- Stated problem -
Look through the data for the string "izdanje". Copy every line where it is found.

- Supplied entries -
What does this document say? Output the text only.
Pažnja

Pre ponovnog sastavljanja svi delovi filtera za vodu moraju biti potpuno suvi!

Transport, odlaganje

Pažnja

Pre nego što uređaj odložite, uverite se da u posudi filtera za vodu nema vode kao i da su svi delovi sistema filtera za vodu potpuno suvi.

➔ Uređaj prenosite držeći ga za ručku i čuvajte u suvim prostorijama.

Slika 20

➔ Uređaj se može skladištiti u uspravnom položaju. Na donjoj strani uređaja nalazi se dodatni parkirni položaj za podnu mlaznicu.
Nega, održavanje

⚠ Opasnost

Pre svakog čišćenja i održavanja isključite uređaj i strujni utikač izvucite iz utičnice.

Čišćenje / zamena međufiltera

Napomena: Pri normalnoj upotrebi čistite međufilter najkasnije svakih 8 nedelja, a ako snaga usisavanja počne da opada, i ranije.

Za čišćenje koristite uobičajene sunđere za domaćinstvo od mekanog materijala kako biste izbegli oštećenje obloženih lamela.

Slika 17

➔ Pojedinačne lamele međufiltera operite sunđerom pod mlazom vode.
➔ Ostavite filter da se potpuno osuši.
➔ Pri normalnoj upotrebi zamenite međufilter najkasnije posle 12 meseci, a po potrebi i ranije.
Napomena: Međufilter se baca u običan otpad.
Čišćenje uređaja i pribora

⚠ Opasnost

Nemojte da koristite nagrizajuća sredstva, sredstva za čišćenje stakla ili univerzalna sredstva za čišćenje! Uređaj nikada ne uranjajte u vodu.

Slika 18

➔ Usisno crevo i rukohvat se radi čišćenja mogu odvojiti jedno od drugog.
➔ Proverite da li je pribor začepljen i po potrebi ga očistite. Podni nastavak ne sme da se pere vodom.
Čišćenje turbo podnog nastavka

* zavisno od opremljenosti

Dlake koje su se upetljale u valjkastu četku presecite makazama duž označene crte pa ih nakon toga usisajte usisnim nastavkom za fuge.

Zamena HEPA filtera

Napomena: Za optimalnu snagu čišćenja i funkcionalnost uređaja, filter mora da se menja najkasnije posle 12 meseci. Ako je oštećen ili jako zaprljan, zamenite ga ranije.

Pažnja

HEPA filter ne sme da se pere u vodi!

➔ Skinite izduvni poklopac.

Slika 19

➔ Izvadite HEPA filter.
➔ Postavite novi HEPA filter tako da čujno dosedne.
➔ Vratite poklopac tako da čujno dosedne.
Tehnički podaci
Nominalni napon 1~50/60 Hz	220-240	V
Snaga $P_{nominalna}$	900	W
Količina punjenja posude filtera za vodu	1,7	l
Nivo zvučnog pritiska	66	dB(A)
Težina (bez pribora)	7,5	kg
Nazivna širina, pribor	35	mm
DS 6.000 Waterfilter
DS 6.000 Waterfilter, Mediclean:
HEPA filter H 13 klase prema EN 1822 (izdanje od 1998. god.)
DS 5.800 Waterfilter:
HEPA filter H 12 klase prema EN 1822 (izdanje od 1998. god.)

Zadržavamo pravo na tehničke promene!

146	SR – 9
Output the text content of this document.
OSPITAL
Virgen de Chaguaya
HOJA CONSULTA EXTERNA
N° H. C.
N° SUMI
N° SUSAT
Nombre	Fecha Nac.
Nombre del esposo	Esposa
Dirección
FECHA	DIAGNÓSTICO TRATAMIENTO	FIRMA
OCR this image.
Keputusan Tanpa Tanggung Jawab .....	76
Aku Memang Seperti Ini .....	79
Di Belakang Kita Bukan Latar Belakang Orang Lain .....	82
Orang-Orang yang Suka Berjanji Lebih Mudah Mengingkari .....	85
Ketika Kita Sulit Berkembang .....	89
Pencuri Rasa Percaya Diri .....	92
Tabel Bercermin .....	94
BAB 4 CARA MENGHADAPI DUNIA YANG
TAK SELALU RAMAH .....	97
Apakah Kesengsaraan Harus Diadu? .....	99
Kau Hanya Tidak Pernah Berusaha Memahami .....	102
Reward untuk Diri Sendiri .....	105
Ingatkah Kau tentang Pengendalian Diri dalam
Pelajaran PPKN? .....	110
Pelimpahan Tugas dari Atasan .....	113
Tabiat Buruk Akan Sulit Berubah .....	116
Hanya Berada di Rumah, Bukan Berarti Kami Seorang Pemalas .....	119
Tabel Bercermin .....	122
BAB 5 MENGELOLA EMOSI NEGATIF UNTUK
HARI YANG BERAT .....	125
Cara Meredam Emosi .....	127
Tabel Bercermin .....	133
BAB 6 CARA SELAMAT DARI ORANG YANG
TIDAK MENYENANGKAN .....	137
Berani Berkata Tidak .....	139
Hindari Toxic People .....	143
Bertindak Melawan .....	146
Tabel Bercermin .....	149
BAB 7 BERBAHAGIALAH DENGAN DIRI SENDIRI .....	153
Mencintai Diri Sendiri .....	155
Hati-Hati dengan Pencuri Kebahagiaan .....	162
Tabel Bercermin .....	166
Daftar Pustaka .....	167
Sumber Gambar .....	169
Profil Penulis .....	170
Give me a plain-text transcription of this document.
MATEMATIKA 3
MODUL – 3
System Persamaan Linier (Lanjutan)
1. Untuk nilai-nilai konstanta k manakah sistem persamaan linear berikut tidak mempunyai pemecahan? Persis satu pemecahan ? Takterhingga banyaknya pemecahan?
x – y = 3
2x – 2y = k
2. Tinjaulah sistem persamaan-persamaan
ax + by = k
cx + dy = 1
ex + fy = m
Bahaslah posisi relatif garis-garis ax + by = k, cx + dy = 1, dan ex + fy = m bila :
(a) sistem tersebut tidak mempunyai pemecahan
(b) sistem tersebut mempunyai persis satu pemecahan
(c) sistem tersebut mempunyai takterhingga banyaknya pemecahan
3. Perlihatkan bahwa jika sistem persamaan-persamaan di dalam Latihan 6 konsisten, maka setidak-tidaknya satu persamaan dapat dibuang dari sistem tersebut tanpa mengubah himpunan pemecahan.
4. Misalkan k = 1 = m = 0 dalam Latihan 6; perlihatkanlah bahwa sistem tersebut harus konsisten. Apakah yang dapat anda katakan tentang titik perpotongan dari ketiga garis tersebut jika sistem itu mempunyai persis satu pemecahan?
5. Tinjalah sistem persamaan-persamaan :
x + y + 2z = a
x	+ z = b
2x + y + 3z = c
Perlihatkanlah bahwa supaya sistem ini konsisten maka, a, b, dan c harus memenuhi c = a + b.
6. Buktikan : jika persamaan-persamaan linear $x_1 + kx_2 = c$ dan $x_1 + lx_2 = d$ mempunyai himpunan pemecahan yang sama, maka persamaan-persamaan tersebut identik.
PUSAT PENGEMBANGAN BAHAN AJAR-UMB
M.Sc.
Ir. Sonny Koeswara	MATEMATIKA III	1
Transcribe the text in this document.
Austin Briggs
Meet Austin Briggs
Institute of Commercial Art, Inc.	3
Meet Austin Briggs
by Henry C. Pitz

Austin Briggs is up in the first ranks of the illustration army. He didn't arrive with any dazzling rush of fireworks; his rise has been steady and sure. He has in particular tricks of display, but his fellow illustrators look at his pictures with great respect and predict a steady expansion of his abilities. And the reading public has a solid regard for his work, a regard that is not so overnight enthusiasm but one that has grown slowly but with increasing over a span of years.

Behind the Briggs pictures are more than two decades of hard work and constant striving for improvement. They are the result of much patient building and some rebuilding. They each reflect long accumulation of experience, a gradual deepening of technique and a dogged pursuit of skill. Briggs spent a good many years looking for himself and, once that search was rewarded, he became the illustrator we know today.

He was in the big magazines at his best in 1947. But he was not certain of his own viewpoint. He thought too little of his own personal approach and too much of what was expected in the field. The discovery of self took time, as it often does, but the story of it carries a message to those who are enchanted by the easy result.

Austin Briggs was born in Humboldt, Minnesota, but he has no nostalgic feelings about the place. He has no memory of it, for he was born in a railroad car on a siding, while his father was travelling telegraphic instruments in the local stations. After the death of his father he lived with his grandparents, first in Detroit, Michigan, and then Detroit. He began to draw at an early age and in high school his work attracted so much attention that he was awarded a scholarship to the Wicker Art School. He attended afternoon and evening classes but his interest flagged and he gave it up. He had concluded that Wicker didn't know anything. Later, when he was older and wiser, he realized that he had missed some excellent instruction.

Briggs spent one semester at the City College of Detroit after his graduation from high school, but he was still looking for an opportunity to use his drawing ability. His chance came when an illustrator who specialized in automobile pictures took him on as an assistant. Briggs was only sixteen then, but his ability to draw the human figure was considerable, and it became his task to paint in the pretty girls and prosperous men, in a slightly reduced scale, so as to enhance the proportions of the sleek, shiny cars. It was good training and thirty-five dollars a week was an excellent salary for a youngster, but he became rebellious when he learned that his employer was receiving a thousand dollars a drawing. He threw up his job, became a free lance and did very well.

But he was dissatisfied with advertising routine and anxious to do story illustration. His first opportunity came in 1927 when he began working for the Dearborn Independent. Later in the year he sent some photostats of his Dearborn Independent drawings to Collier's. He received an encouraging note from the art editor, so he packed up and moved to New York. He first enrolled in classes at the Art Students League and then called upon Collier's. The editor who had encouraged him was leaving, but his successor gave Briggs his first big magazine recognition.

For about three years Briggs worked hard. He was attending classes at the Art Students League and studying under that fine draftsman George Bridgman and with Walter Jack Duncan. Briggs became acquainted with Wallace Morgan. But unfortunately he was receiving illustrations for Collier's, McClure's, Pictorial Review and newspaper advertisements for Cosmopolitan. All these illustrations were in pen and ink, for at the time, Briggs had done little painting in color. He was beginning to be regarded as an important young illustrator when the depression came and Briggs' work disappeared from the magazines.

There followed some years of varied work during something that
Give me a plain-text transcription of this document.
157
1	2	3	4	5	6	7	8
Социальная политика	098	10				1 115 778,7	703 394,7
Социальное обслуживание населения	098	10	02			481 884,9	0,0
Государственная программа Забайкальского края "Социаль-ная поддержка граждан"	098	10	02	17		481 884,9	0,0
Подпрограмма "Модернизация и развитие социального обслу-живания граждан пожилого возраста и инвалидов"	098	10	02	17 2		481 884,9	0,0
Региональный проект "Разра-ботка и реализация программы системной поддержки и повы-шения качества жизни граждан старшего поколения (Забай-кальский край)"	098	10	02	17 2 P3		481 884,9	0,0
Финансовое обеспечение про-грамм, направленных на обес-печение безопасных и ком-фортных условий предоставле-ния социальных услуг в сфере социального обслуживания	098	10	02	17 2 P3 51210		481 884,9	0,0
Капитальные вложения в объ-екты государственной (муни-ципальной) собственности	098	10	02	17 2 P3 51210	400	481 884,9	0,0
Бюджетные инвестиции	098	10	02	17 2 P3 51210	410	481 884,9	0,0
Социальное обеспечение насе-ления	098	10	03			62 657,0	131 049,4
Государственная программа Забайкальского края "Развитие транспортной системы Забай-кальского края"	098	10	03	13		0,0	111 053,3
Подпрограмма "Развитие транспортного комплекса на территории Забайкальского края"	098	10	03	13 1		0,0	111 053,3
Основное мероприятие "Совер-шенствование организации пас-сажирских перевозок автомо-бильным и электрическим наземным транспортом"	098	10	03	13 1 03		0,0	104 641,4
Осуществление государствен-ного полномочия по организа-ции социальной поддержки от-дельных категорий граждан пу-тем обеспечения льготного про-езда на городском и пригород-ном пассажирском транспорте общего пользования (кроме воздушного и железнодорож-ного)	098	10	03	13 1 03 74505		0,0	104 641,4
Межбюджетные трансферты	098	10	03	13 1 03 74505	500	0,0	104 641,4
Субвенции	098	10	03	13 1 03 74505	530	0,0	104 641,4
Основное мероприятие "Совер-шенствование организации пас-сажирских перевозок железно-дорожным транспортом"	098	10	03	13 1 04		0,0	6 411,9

- Answer for the task -
HEPA filter H 13 klase prema EN 1822 (izdanje od 1998. god.)
HEPA filter H 12 klase prema EN 1822 (izdanje od 1998. god.)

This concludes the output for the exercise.